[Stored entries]
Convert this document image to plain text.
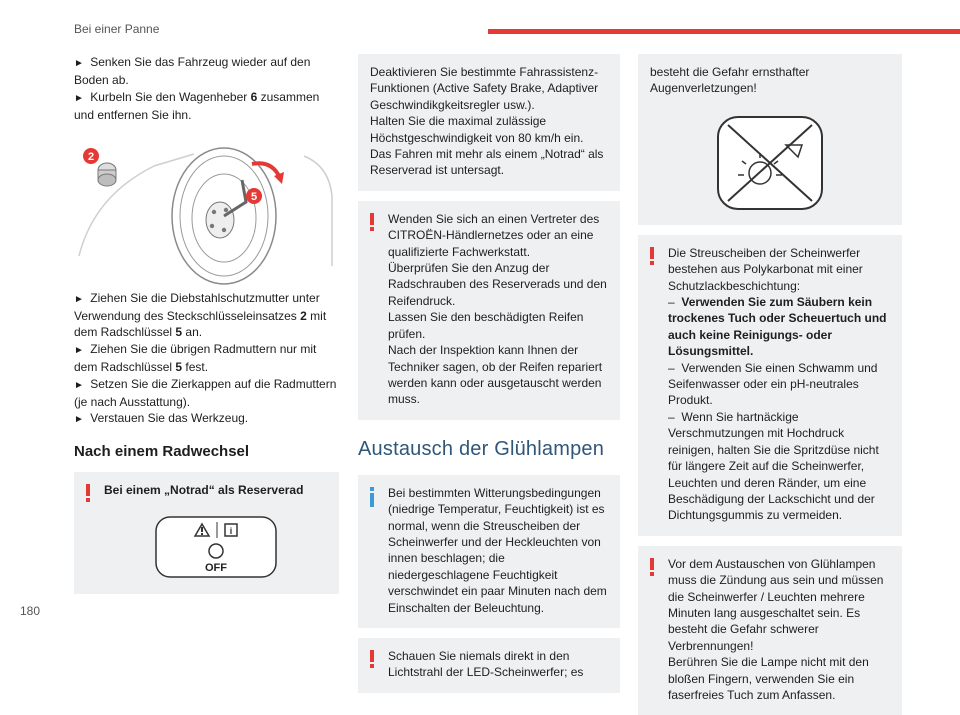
Bei einer Panne

► Senken Sie das Fahrzeug wieder auf den Boden ab.

► Kurbeln Sie den Wagenheber 6 zusammen und entfernen Sie ihn.

2
5

► Ziehen Sie die Diebstahlschutzmutter unter Verwendung des Steckschlüsseleinsatzes 2 mit dem Radschlüssel 5 an.

► Ziehen Sie die übrigen Radmuttern nur mit dem Radschlüssel 5 fest.

► Setzen Sie die Zierkappen auf die Radmuttern (je nach Ausstattung).

► Verstauen Sie das Werkzeug.

Nach einem Radwechsel
Bei einem „Notrad“ als Reserverad
i
OFF
Deaktivieren Sie bestimmte Fahrassistenz-Funktionen (Active Safety Brake, Adaptiver Geschwindikgkeitsregler usw.).
Halten Sie die maximal zulässige Höchstgeschwindigkeit von 80 km/h ein.
Das Fahren mit mehr als einem „Notrad“ als Reserverad ist untersagt.
Wenden Sie sich an einen Vertreter des CITROËN-Händlernetzes oder an eine qualifizierte Fachwerkstatt.
Überprüfen Sie den Anzug der Radschrauben des Reserverads und den Reifendruck.
Lassen Sie den beschädigten Reifen prüfen.
Nach der Inspektion kann Ihnen der Techniker sagen, ob der Reifen repariert werden kann oder ausgetauscht werden muss.
Austausch der Glühlampen
Bei bestimmten Witterungsbedingungen (niedrige Temperatur, Feuchtigkeit) ist es normal, wenn die Streuscheiben der Scheinwerfer und der Heckleuchten von innen beschlagen; die niedergeschlagene Feuchtigkeit verschwindet ein paar Minuten nach dem Einschalten der Beleuchtung.
Schauen Sie niemals direkt in den Lichtstrahl der LED-Scheinwerfer; es
besteht die Gefahr ernsthafter Augenverletzungen!
Die Streuscheiben der Scheinwerfer bestehen aus Polykarbonat mit einer Schutzlackbeschichtung:
– Verwenden Sie zum Säubern kein trockenes Tuch oder Scheuertuch und auch keine Reinigungs- oder Lösungsmittel.
– Verwenden Sie einen Schwamm und Seifenwasser oder ein pH-neutrales Produkt.
– Wenn Sie hartnäckige Verschmutzungen mit Hochdruck reinigen, halten Sie die Spritzdüse nicht für längere Zeit auf die Scheinwerfer, Leuchten und deren Ränder, um eine Beschädigung der Lackschicht und der Dichtungsgummis zu vermeiden.
Vor dem Austauschen von Glühlampen muss die Zündung aus sein und müssen die Scheinwerfer / Leuchten mehrere Minuten lang ausgeschaltet sein. Es besteht die Gefahr schwerer Verbrennungen!
Berühren Sie die Lampe nicht mit den bloßen Fingern, verwenden Sie ein faserfreies Tuch zum Anfassen.
180
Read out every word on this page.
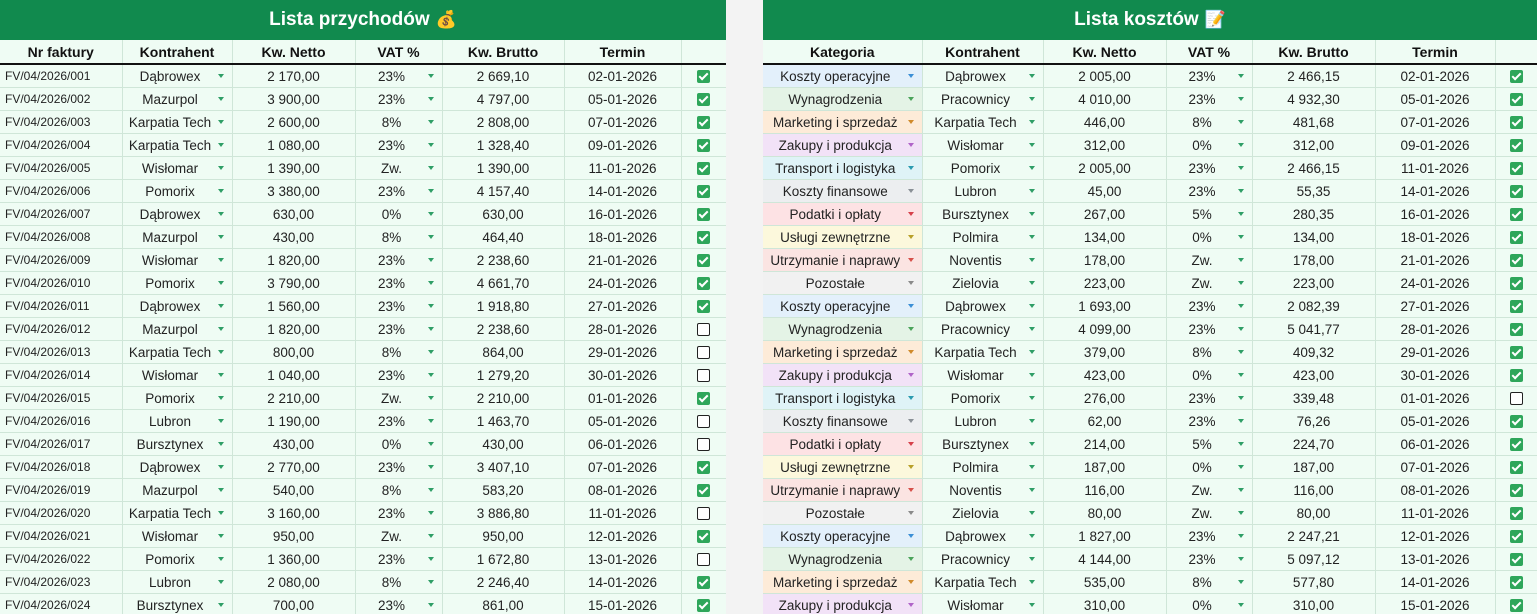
Lista przychodów 💰
Nr faktury	Kontrahent	Kw. Netto	VAT %	Kw. Brutto	Termin	
FV/04/2026/001	Dąbrowex	2 170,00	23%	2 669,10	02-01-2026	
FV/04/2026/002	Mazurpol	3 900,00	23%	4 797,00	05-01-2026	
FV/04/2026/003	Karpatia Tech	2 600,00	8%	2 808,00	07-01-2026	
FV/04/2026/004	Karpatia Tech	1 080,00	23%	1 328,40	09-01-2026	
FV/04/2026/005	Wisłomar	1 390,00	Zw.	1 390,00	11-01-2026	
FV/04/2026/006	Pomorix	3 380,00	23%	4 157,40	14-01-2026	
FV/04/2026/007	Dąbrowex	630,00	0%	630,00	16-01-2026	
FV/04/2026/008	Mazurpol	430,00	8%	464,40	18-01-2026	
FV/04/2026/009	Wisłomar	1 820,00	23%	2 238,60	21-01-2026	
FV/04/2026/010	Pomorix	3 790,00	23%	4 661,70	24-01-2026	
FV/04/2026/011	Dąbrowex	1 560,00	23%	1 918,80	27-01-2026	
FV/04/2026/012	Mazurpol	1 820,00	23%	2 238,60	28-01-2026	
FV/04/2026/013	Karpatia Tech	800,00	8%	864,00	29-01-2026	
FV/04/2026/014	Wisłomar	1 040,00	23%	1 279,20	30-01-2026	
FV/04/2026/015	Pomorix	2 210,00	Zw.	2 210,00	01-01-2026	
FV/04/2026/016	Lubron	1 190,00	23%	1 463,70	05-01-2026	
FV/04/2026/017	Bursztynex	430,00	0%	430,00	06-01-2026	
FV/04/2026/018	Dąbrowex	2 770,00	23%	3 407,10	07-01-2026	
FV/04/2026/019	Mazurpol	540,00	8%	583,20	08-01-2026	
FV/04/2026/020	Karpatia Tech	3 160,00	23%	3 886,80	11-01-2026	
FV/04/2026/021	Wisłomar	950,00	Zw.	950,00	12-01-2026	
FV/04/2026/022	Pomorix	1 360,00	23%	1 672,80	13-01-2026	
FV/04/2026/023	Lubron	2 080,00	8%	2 246,40	14-01-2026	
FV/04/2026/024	Bursztynex	700,00	23%	861,00	15-01-2026	
Lista kosztów 📝
Kategoria	Kontrahent	Kw. Netto	VAT %	Kw. Brutto	Termin	

Koszty operacyjne	Dąbrowex	2 005,00	23%	2 466,15	02-01-2026	

Wynagrodzenia	Pracownicy	4 010,00	23%	4 932,30	05-01-2026	

Marketing i sprzedaż	Karpatia Tech	446,00	8%	481,68	07-01-2026	

Zakupy i produkcja	Wisłomar	312,00	0%	312,00	09-01-2026	

Transport i logistyka	Pomorix	2 005,00	23%	2 466,15	11-01-2026	

Koszty finansowe	Lubron	45,00	23%	55,35	14-01-2026	

Podatki i opłaty	Bursztynex	267,00	5%	280,35	16-01-2026	

Usługi zewnętrzne	Polmira	134,00	0%	134,00	18-01-2026	

Utrzymanie i naprawy	Noventis	178,00	Zw.	178,00	21-01-2026	

Pozostałe	Zielovia	223,00	Zw.	223,00	24-01-2026	

Koszty operacyjne	Dąbrowex	1 693,00	23%	2 082,39	27-01-2026	

Wynagrodzenia	Pracownicy	4 099,00	23%	5 041,77	28-01-2026	

Marketing i sprzedaż	Karpatia Tech	379,00	8%	409,32	29-01-2026	

Zakupy i produkcja	Wisłomar	423,00	0%	423,00	30-01-2026	

Transport i logistyka	Pomorix	276,00	23%	339,48	01-01-2026	

Koszty finansowe	Lubron	62,00	23%	76,26	05-01-2026	

Podatki i opłaty	Bursztynex	214,00	5%	224,70	06-01-2026	

Usługi zewnętrzne	Polmira	187,00	0%	187,00	07-01-2026	

Utrzymanie i naprawy	Noventis	116,00	Zw.	116,00	08-01-2026	

Pozostałe	Zielovia	80,00	Zw.	80,00	11-01-2026	

Koszty operacyjne	Dąbrowex	1 827,00	23%	2 247,21	12-01-2026	

Wynagrodzenia	Pracownicy	4 144,00	23%	5 097,12	13-01-2026	

Marketing i sprzedaż	Karpatia Tech	535,00	8%	577,80	14-01-2026	

Zakupy i produkcja	Wisłomar	310,00	0%	310,00	15-01-2026	
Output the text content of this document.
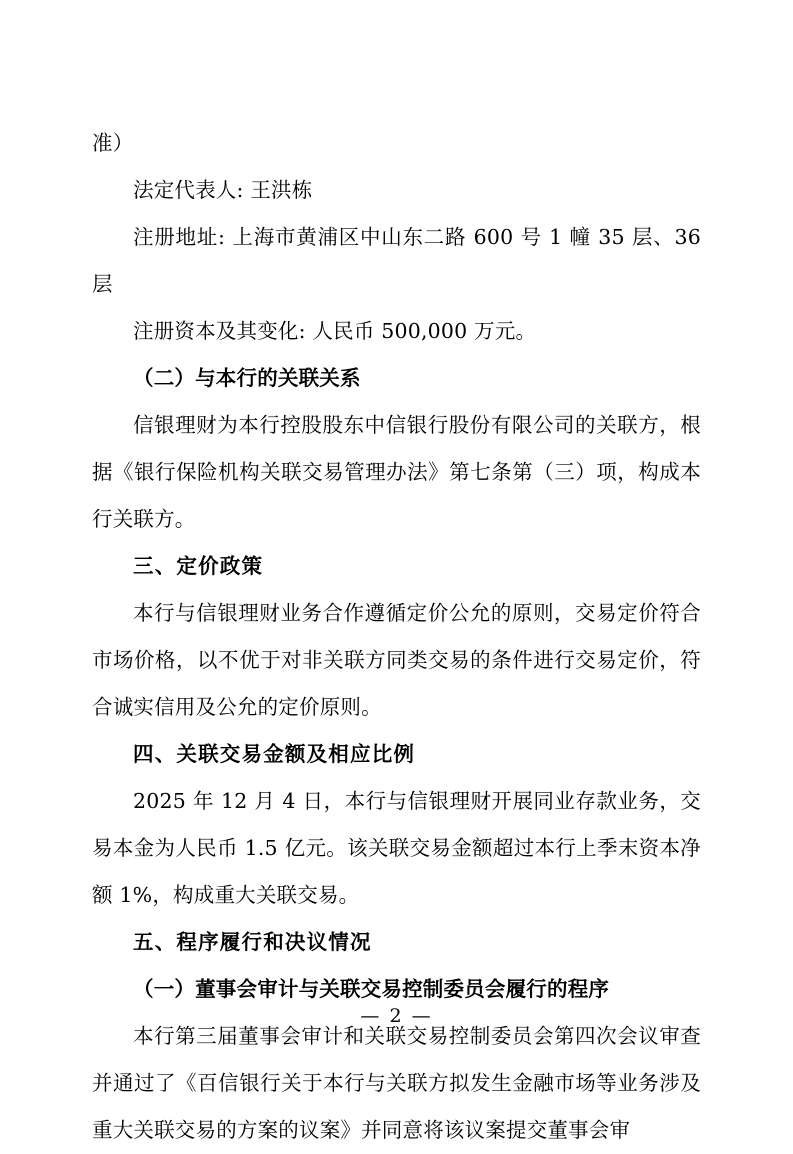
准）

法定代表人: 王洪栋

注册地址: 上海市黄浦区中山东二路 600 号 1 幢 35 层、36 层

注册资本及其变化: 人民币 500,000 万元。

（二）与本行的关联关系

信银理财为本行控股股东中信银行股份有限公司的关联方，根据《银行保险机构关联交易管理办法》第七条第（三）项，构成本行关联方。

三、定价政策

本行与信银理财业务合作遵循定价公允的原则，交易定价符合市场价格，以不优于对非关联方同类交易的条件进行交易定价，符合诚实信用及公允的定价原则。

四、关联交易金额及相应比例

2025 年 12 月 4 日，本行与信银理财开展同业存款业务，交易本金为人民币 1.5 亿元。该关联交易金额超过本行上季末资本净额 1%，构成重大关联交易。

五、程序履行和决议情况

（一）董事会审计与关联交易控制委员会履行的程序

本行第三届董事会审计和关联交易控制委员会第四次会议审查并通过了《百信银行关于本行与关联方拟发生金融市场等业务涉及重大关联交易的方案的议案》并同意将该议案提交董事会审

— 2 —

• [Task description]
Only lines with the word "Streuscheiben" are wanted, so copy each one from the records.

• [Exercise output]
Bei bestimmten Witterungsbedingungen (niedrige Temperatur, Feuchtigkeit) ist es normal, wenn die Streuscheiben der Scheinwerfer und der Heckleuchten von innen beschlagen; die niedergeschlagene Feuchtigkeit verschwindet ein paar Minuten nach dem Einschalten der Beleuchtung.
Die Streuscheiben der Scheinwerfer bestehen aus Polykarbonat mit einer Schutzlackbeschichtung:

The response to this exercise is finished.